### DATA LISTING

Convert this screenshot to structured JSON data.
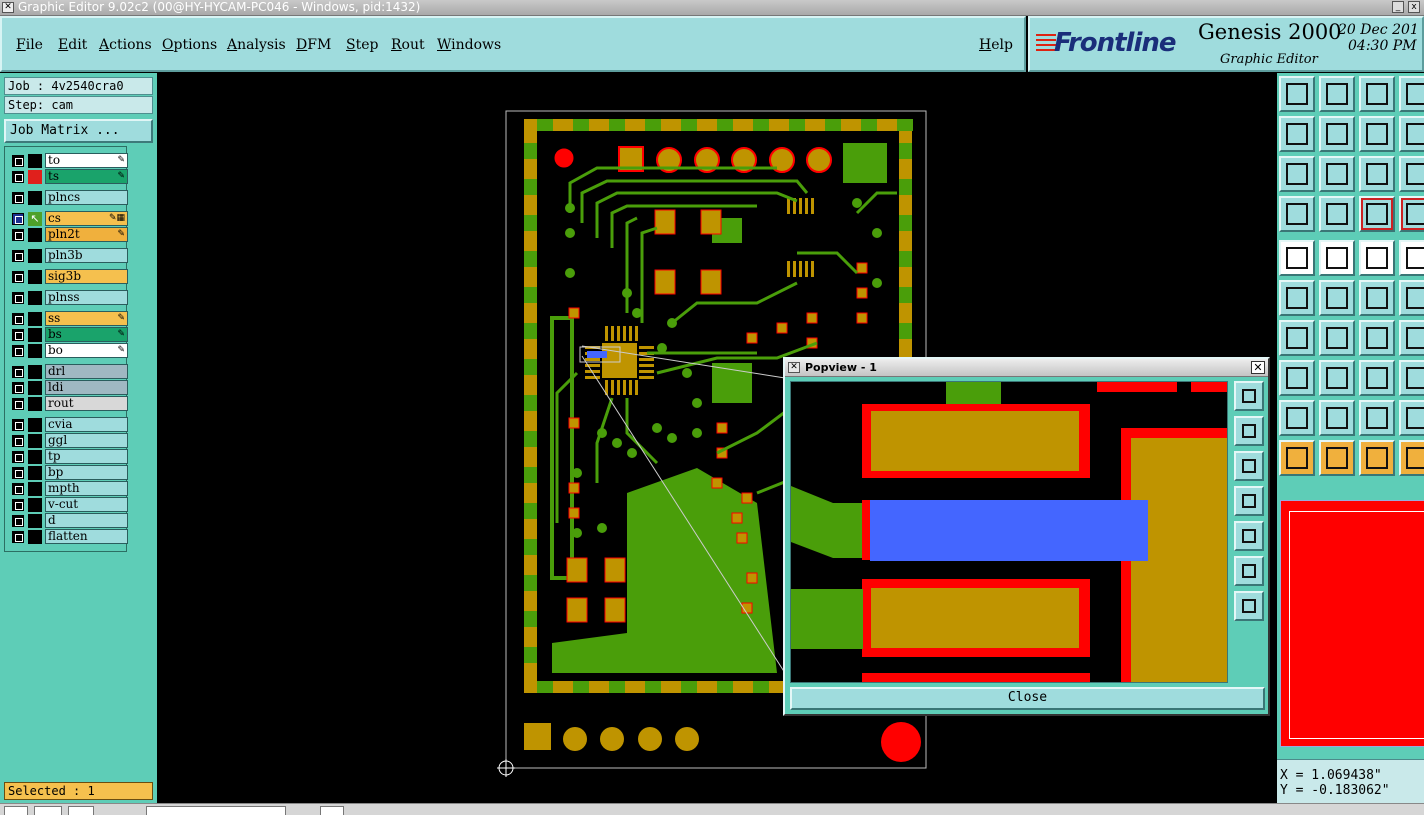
{
  "window": {
    "title": "Graphic Editor 9.02c2 (00@HY-HYCAM-PC046 - Windows, pid:1432)",
    "minimize": "_",
    "close": "x"
  },
  "menu": {
    "items": [
      "File",
      "Edit",
      "Actions",
      "Options",
      "Analysis",
      "DFM",
      "Step",
      "Rout",
      "Windows"
    ],
    "help": "Help"
  },
  "brand": {
    "logo": "Frontline",
    "product": "Genesis 2000",
    "subtitle": "Graphic Editor",
    "date": "20 Dec 201",
    "time": "04:30 PM"
  },
  "job": {
    "job_label": "Job : 4v2540cra0",
    "step_label": "Step: cam",
    "matrix_button": "Job Matrix ..."
  },
  "layers": [
    {
      "name": "to",
      "bg": "#ffffff",
      "color": "#000000",
      "mark": "✎"
    },
    {
      "name": "ts",
      "bg": "#1aa36b",
      "color": "#e0201c",
      "mark": "✎"
    },
    {
      "name": "plncs",
      "bg": "#9fdcdd",
      "color": "#000000",
      "mark": ""
    },
    {
      "name": "cs",
      "bg": "#f5c04e",
      "color": "#4ea12a",
      "mark": "✎▦",
      "active": true
    },
    {
      "name": "pln2t",
      "bg": "#f0b03d",
      "color": "#000000",
      "mark": "✎"
    },
    {
      "name": "pln3b",
      "bg": "#9fdcdd",
      "color": "#000000",
      "mark": ""
    },
    {
      "name": "sig3b",
      "bg": "#f5c04e",
      "color": "#000000",
      "mark": ""
    },
    {
      "name": "plnss",
      "bg": "#9fdcdd",
      "color": "#000000",
      "mark": ""
    },
    {
      "name": "ss",
      "bg": "#f5c04e",
      "color": "#000000",
      "mark": "✎"
    },
    {
      "name": "bs",
      "bg": "#1aa36b",
      "color": "#000000",
      "mark": "✎"
    },
    {
      "name": "bo",
      "bg": "#ffffff",
      "color": "#000000",
      "mark": "✎"
    },
    {
      "name": "drl",
      "bg": "#9fb8c2",
      "color": "#000000",
      "mark": ""
    },
    {
      "name": "ldi",
      "bg": "#9fb8c2",
      "color": "#000000",
      "mark": ""
    },
    {
      "name": "rout",
      "bg": "#d8d8d8",
      "color": "#000000",
      "mark": ""
    },
    {
      "name": "cvia",
      "bg": "#9fdcdd",
      "color": "#000000",
      "mark": ""
    },
    {
      "name": "ggl",
      "bg": "#9fdcdd",
      "color": "#000000",
      "mark": ""
    },
    {
      "name": "tp",
      "bg": "#9fdcdd",
      "color": "#000000",
      "mark": ""
    },
    {
      "name": "bp",
      "bg": "#9fdcdd",
      "color": "#000000",
      "mark": ""
    },
    {
      "name": "mpth",
      "bg": "#9fdcdd",
      "color": "#000000",
      "mark": ""
    },
    {
      "name": "v-cut",
      "bg": "#9fdcdd",
      "color": "#000000",
      "mark": ""
    },
    {
      "name": "d",
      "bg": "#9fdcdd",
      "color": "#000000",
      "mark": ""
    },
    {
      "name": "flatten",
      "bg": "#9fdcdd",
      "color": "#000000",
      "mark": ""
    }
  ],
  "status": {
    "selected": "Selected : 1"
  },
  "coords": {
    "x": "X = 1.069438\"",
    "y": "Y = -0.183062\""
  },
  "popview": {
    "title": "Popview - 1",
    "close": "Close"
  },
  "colors": {
    "copper": "#bf9400",
    "fill": "#4a9e0a",
    "pad_red": "#ff0000",
    "selected": "#4466ff",
    "panel": "#5ecdb7",
    "button": "#9fdcdd"
  }
}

######

* [TASK PROMPT]: Say how many lines of the data include the string "selected". Nothing other than the number should be given.

* [ANSWER TO THIS TASK]: 2